License plate readers

Discussion in 'Freedom and Liberty' started by tulianr, Nov 20, 2011.


  1. tulianr

    tulianr Don Quixote de la Monkey

    An armed robber burst into a Northeast Washington market, scuffled with the cashier, and then shot him and the clerk’s father, who also owned the store. The killer sped off in a silver Pontiac, but a witness was able to write down the license plate number.

    Police figured out the name of the suspect very quickly. But locating and arresting him took a little-known investigative tool: a vast system that tracks the comings and goings of anyone driving around the District.

    Scores of cameras across the city capture 1,800 images a minute and download the information into a rapidly expanding archive that can pinpoint people’s movements all over town.

    Police entered the suspect’s license plate number into that database and learned that the Pontiac was on a street in Southeast. Police soon arrested Christian Taylor, who had been staying at a friend’s home, and charged him with two counts of first-degree murder.

    More than 250 cameras in the District and its suburbs scan license plates in real time, helping police pinpoint stolen cars and fleeing killers. But the program quietly has expanded beyond what anyone had imagined even a few years ago.

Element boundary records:
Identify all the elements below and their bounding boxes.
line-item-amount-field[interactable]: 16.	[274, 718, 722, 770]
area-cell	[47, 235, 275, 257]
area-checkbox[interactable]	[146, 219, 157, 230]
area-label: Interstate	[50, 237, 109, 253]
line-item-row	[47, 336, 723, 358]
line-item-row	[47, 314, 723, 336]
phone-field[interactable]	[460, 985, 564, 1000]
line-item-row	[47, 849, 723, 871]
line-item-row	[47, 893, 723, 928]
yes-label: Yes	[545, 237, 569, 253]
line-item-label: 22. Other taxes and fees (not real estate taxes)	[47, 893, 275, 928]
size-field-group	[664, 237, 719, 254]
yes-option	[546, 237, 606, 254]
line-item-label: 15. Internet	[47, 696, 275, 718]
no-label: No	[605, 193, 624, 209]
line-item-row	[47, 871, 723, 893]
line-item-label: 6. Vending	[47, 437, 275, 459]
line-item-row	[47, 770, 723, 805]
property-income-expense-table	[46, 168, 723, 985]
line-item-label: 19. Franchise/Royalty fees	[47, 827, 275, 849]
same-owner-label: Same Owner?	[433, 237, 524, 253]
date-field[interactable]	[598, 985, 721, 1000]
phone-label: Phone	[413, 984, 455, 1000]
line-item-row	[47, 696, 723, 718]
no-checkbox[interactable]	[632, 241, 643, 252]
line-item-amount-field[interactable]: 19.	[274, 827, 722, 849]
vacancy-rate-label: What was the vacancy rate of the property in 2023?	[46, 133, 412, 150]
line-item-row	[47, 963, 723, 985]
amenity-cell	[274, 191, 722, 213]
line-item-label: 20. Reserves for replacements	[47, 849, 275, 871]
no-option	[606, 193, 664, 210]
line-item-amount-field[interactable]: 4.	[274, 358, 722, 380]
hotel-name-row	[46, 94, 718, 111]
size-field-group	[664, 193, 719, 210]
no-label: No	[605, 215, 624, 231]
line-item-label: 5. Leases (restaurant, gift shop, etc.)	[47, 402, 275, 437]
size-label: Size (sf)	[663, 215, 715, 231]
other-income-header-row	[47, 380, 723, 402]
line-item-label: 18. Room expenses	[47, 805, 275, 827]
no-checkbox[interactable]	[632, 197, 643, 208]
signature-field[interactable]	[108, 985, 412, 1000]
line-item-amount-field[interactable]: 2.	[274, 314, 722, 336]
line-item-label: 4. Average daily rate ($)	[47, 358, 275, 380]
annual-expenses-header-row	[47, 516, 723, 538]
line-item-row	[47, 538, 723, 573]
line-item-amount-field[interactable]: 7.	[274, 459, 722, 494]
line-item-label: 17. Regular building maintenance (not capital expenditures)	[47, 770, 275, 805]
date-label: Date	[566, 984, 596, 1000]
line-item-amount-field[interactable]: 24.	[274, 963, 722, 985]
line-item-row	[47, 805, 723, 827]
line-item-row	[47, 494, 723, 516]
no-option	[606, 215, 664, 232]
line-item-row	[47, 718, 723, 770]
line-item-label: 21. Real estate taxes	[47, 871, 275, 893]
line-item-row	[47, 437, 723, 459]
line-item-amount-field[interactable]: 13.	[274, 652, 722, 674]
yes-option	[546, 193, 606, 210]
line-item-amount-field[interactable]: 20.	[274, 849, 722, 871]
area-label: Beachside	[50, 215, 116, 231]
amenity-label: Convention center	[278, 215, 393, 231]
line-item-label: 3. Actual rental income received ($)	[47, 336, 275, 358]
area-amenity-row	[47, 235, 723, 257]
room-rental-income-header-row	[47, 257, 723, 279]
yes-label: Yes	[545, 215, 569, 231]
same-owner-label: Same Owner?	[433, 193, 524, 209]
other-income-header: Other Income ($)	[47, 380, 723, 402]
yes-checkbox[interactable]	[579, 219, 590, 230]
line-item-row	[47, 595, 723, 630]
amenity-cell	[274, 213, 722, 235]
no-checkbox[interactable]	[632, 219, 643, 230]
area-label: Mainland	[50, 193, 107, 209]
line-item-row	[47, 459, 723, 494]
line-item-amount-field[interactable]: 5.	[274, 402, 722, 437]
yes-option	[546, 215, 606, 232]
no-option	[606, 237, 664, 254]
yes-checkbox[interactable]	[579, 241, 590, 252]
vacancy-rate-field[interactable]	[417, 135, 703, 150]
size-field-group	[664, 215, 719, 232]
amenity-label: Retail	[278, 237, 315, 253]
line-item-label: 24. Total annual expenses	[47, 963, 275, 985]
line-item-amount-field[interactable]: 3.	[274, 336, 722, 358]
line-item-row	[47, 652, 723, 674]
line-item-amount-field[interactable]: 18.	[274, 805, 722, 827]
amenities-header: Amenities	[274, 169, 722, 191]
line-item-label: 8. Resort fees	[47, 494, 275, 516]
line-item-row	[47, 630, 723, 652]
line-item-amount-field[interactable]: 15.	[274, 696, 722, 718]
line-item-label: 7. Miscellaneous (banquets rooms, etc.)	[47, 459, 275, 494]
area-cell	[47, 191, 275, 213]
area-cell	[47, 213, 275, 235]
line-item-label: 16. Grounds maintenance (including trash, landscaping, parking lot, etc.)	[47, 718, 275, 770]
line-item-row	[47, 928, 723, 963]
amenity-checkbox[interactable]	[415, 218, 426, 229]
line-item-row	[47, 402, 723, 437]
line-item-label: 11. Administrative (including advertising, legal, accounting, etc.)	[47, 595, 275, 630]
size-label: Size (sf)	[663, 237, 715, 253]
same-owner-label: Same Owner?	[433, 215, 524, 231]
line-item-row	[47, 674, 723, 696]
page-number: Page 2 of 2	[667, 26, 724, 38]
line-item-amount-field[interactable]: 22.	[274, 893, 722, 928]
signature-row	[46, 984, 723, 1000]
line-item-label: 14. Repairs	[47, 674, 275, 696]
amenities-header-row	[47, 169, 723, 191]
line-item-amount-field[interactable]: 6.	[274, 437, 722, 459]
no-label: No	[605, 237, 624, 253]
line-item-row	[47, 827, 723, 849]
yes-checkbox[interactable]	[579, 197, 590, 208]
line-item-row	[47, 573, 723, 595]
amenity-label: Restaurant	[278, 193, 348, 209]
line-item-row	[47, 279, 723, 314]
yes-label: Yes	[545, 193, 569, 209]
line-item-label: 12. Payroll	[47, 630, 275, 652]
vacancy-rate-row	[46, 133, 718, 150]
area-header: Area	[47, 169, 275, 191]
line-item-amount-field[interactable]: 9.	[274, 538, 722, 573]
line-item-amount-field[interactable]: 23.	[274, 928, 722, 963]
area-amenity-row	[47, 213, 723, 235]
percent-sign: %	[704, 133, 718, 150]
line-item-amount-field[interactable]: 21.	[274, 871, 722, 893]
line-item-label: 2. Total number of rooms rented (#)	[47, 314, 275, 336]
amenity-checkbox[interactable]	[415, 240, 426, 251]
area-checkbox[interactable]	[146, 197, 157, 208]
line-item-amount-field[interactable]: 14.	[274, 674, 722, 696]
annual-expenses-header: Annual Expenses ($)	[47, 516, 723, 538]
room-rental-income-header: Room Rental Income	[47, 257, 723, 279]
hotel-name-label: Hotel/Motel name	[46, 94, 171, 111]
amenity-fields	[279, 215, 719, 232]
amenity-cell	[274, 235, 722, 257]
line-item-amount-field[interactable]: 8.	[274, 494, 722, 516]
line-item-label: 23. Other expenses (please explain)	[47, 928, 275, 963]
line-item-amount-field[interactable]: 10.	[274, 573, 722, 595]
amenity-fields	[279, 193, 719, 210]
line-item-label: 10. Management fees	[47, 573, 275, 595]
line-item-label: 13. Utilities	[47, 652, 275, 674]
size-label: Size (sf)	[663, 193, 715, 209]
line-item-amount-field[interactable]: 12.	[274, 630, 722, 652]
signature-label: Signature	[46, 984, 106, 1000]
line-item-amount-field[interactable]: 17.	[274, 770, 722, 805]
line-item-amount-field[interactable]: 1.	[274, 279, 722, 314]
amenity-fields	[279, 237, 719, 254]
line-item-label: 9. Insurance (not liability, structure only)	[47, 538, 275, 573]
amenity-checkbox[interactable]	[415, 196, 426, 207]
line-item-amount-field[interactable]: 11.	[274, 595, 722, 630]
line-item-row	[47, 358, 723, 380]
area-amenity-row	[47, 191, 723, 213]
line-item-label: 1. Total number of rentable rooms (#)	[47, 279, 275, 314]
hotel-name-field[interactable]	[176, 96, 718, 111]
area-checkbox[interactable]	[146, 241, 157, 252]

» GOAL: Please transcribe the post about license plate readers from "Police figured out" to "all over town.", keeping every word and mark unchanged. The items have no connection to the post about license plate readers.

» REPLY TO THE TASK:
Police figured out the name of the suspect very quickly. But locating and arresting him took a little-known investigative tool: a vast system that tracks the comings and goings of anyone driving around the District.

    Scores of cameras across the city capture 1,800 images a minute and download the information into a rapidly expanding archive that can pinpoint people’s movements all over town.